* begin Stored rows *
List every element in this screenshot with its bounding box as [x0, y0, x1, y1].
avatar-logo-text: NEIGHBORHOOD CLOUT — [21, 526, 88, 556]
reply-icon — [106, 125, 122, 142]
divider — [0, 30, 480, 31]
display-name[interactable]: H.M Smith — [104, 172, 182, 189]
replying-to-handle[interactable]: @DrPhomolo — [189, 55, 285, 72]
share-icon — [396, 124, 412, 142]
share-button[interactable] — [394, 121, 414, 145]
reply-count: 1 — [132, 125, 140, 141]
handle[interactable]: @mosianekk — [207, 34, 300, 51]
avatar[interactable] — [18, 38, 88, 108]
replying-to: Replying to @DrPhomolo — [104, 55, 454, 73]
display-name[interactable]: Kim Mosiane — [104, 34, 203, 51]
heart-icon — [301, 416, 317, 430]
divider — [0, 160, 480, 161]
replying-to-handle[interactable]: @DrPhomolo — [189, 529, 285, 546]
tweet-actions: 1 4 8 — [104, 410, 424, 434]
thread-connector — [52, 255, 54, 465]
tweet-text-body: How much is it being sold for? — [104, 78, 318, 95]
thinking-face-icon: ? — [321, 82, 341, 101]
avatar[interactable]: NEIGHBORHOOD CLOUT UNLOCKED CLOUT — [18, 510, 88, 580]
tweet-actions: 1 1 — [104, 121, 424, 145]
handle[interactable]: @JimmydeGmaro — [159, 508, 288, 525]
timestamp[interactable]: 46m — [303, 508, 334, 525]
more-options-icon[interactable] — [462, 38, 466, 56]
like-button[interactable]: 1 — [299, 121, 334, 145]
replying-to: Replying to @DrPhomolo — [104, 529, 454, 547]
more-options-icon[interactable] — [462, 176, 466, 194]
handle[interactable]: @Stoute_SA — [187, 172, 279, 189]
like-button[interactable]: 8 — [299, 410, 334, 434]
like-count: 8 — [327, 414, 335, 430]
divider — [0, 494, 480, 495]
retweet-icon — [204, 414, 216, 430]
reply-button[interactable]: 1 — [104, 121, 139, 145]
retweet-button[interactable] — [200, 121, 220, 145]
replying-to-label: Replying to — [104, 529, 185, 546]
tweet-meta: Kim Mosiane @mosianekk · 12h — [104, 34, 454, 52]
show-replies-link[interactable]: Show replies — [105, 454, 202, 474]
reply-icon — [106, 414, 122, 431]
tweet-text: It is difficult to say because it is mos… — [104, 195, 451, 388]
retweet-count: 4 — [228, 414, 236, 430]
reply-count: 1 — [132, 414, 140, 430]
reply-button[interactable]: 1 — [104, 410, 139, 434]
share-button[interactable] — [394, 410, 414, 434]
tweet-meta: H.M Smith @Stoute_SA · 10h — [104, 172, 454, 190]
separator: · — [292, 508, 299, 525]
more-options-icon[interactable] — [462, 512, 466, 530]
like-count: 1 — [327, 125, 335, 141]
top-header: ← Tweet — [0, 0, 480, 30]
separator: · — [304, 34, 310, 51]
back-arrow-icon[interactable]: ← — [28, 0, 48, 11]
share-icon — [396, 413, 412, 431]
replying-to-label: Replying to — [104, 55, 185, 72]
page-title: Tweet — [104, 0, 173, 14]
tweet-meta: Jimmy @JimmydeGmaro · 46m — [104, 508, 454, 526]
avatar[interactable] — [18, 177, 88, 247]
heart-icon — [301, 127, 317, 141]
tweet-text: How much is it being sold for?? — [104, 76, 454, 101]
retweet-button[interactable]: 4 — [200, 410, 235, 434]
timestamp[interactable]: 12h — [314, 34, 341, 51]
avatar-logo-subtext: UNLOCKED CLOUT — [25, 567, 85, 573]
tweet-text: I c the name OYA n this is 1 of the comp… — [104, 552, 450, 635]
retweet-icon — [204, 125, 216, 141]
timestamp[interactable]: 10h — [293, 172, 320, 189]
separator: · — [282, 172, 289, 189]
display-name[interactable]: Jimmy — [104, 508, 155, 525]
* end Stored rows *
### Problem description
Please rewrite the material from its first line through the line containing "heart-icon — [301, 416, 317, 430]", inclusive, changing "share-icon" to "share-glyph" and leaving everything else as it is. Return only those lines.

### Task answer
List every element in this screenshot with its bounding box as [x0, y0, x1, y1].
avatar-logo-text: NEIGHBORHOOD CLOUT — [21, 526, 88, 556]
reply-icon — [106, 125, 122, 142]
divider — [0, 30, 480, 31]
display-name[interactable]: H.M Smith — [104, 172, 182, 189]
replying-to-handle[interactable]: @DrPhomolo — [189, 55, 285, 72]
share-glyph — [396, 124, 412, 142]
share-button[interactable] — [394, 121, 414, 145]
reply-count: 1 — [132, 125, 140, 141]
handle[interactable]: @mosianekk — [207, 34, 300, 51]
avatar[interactable] — [18, 38, 88, 108]
replying-to: Replying to @DrPhomolo — [104, 55, 454, 73]
display-name[interactable]: Kim Mosiane — [104, 34, 203, 51]
heart-icon — [301, 416, 317, 430]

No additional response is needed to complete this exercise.